*Challenge*.
Give the number of lines in the records below that include "деформации". Reply with that number alone.

*Extracted records*.

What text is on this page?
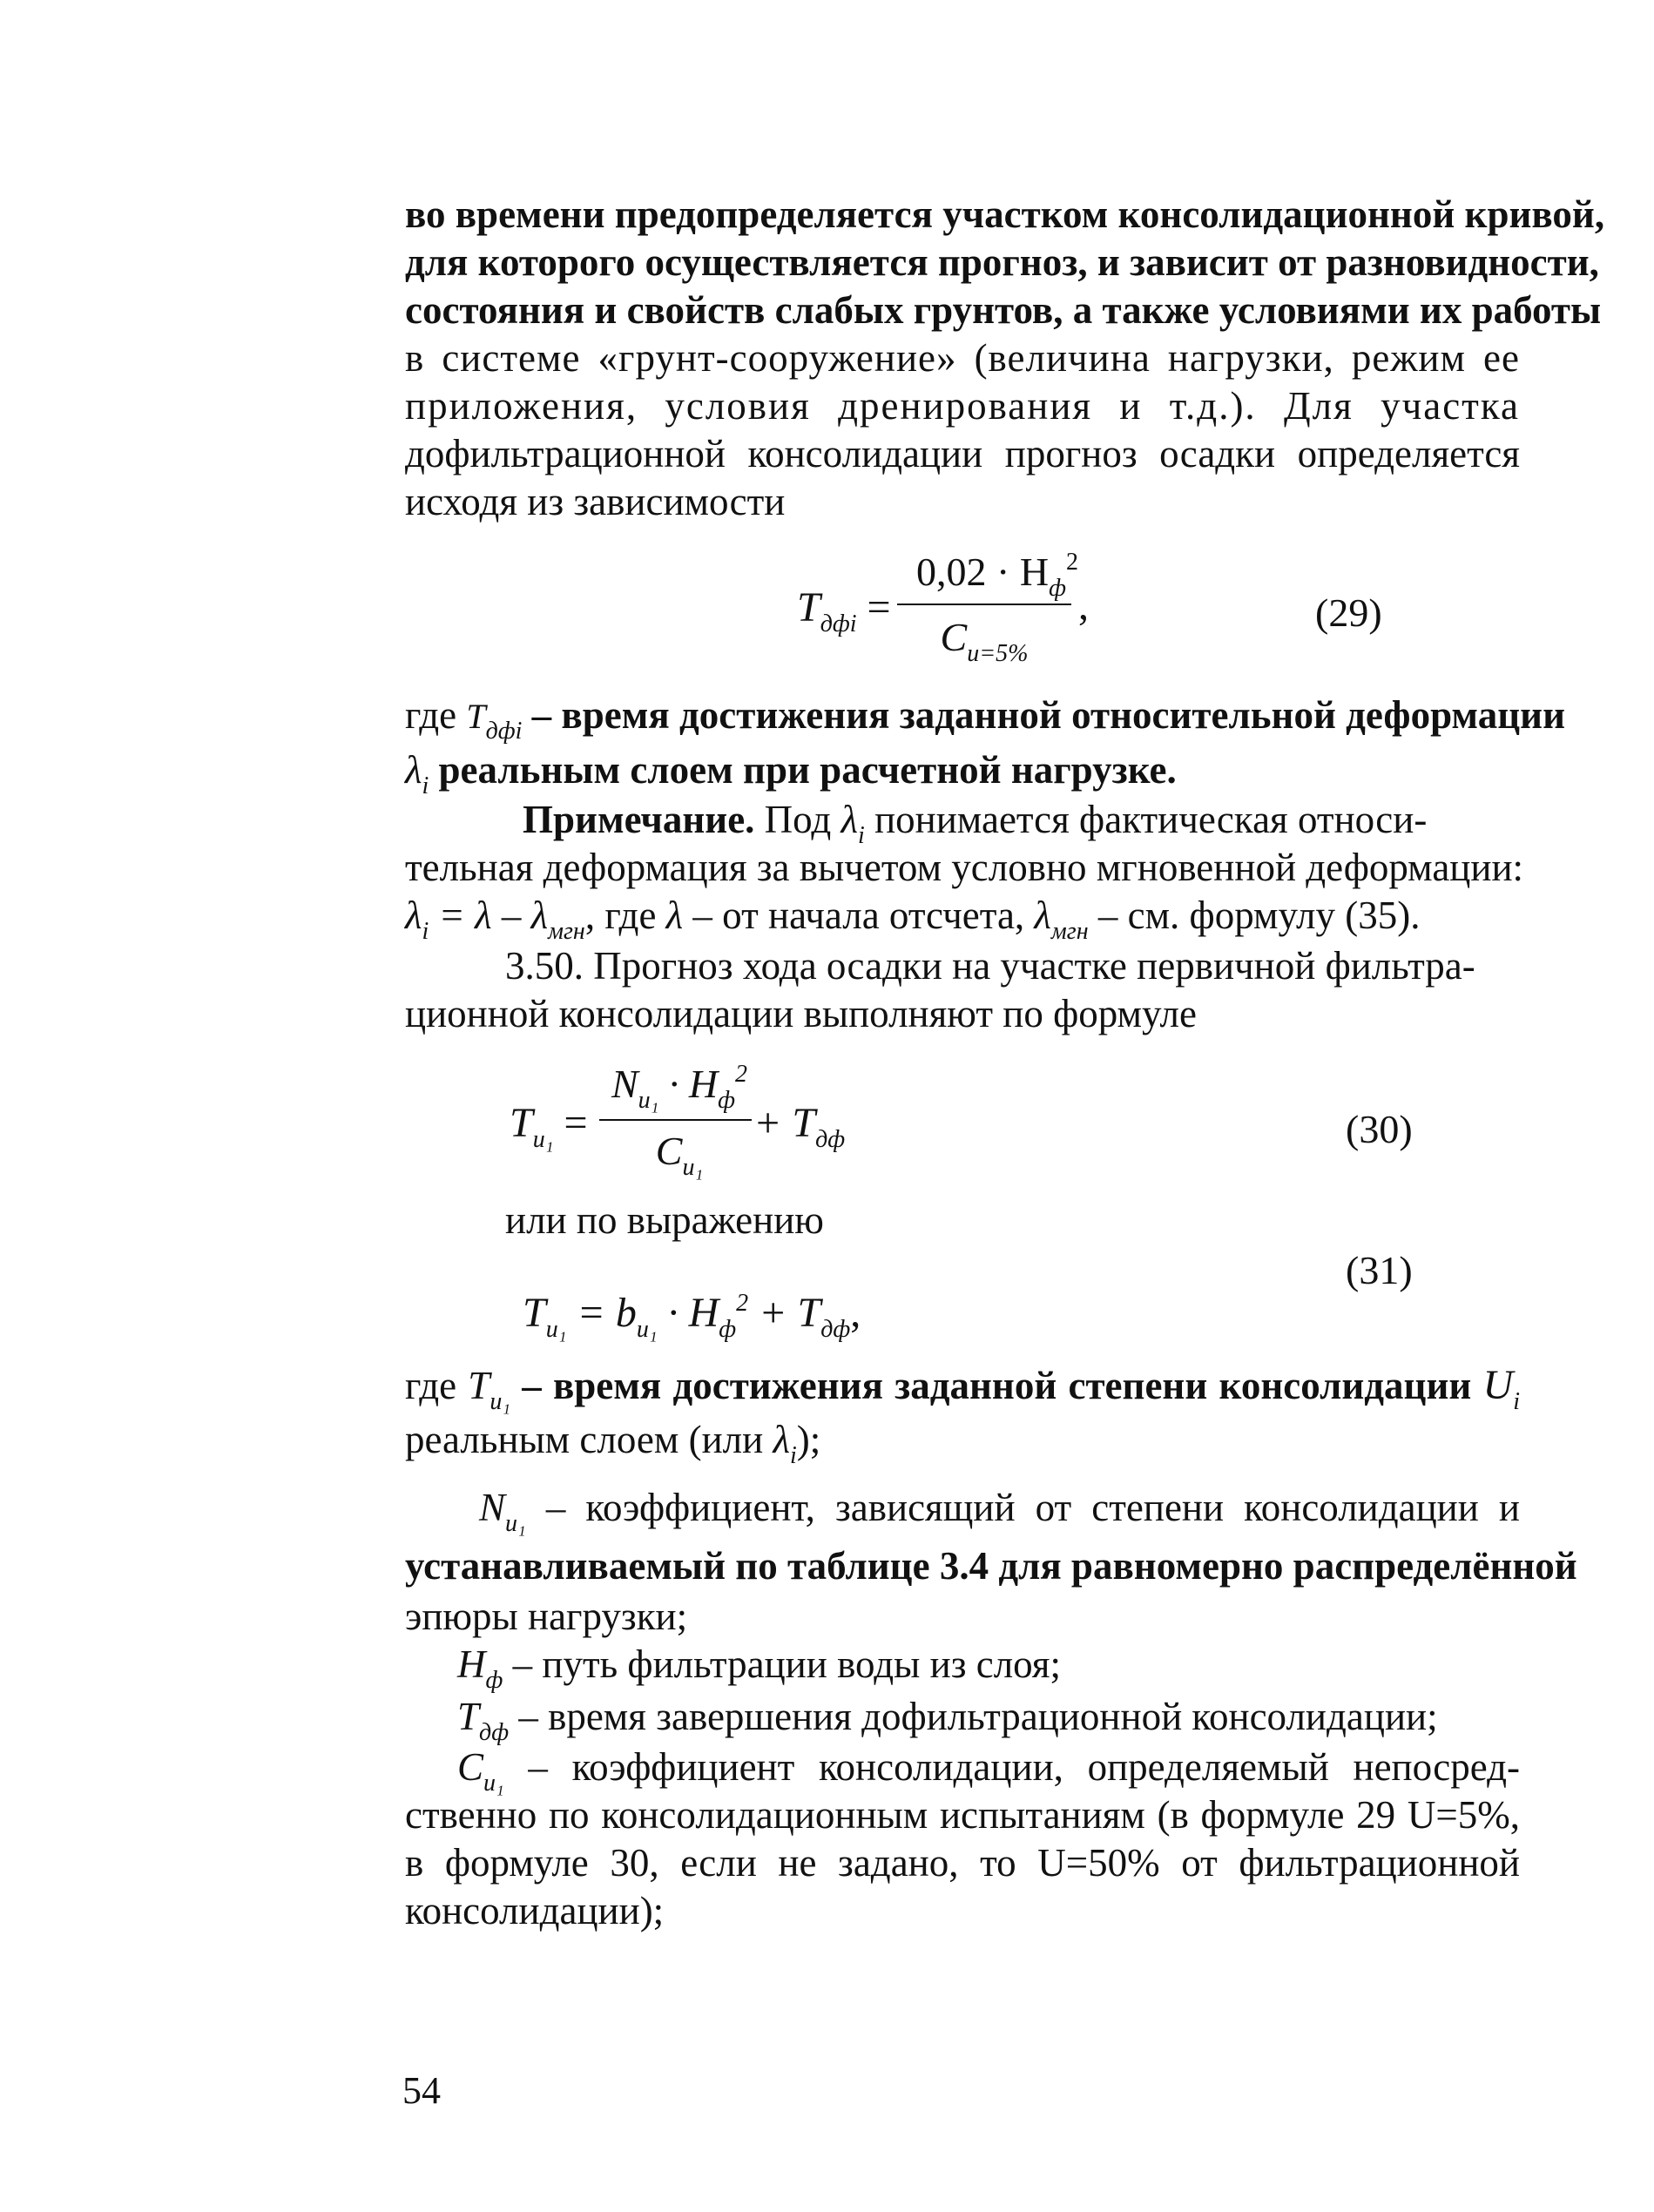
во времени предопределяется участком консолидационной кривой,
для которого осуществляется прогноз, и зависит от разновидности,
состояния и свойств слабых грунтов, а также условиями их работы
в системе «грунт-сооружение» (величина нагрузки, режим ее
приложения, условия дренирования и т.д.). Для участка
дофильтрационной консолидации прогноз осадки определяется
исходя из зависимости
$T_{дфi}$ =
$0,02 \cdot H_ф^2$
$C_{u=5\%}$
,	(29)
где $T_{дфi}$ – время достижения заданной относительной деформации
$\lambda_i$ реальным слоем при расчетной нагрузке.
Примечание. Под $\lambda_i$ понимается фактическая относи-
тельная деформация за вычетом условно мгновенной деформации:
$\lambda_i = \lambda - \lambda_{мгн}$, где λ – от начала отсчета, $\lambda_{мгн}$ – см. формулу (35).
3.50. Прогноз хода осадки на участке первичной фильтра-
ционной консолидации выполняют по формуле
$T_{u_1}$ =
$N_{u_1} \cdot H_ф^2$
$C_{u_1}$
+ $T_{дф}$	(30)
или по выражению
(31)
$T_{u_1} = b_{u_1} \cdot H_ф^2 + T_{дф}$,
где $T_{u_1}$ – время достижения заданной степени консолидации $U_i$
реальным слоем (или $\lambda_i$);
$N_{u_1}$ – коэффициент, зависящий от степени консолидации и
устанавливаемый по таблице 3.4 для равномерно распределённой
эпюры нагрузки;
$H_ф$ – путь фильтрации воды из слоя;
$T_{дф}$ – время завершения дофильтрационной консолидации;
$C_{u_1}$ – коэффициент консолидации, определяемый непосред-
ственно по консолидационным испытаниям (в формуле 29 U=5%,
в формуле 30, если не задано, то U=50% от фильтрационной
консолидации);
54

*Full output*.
2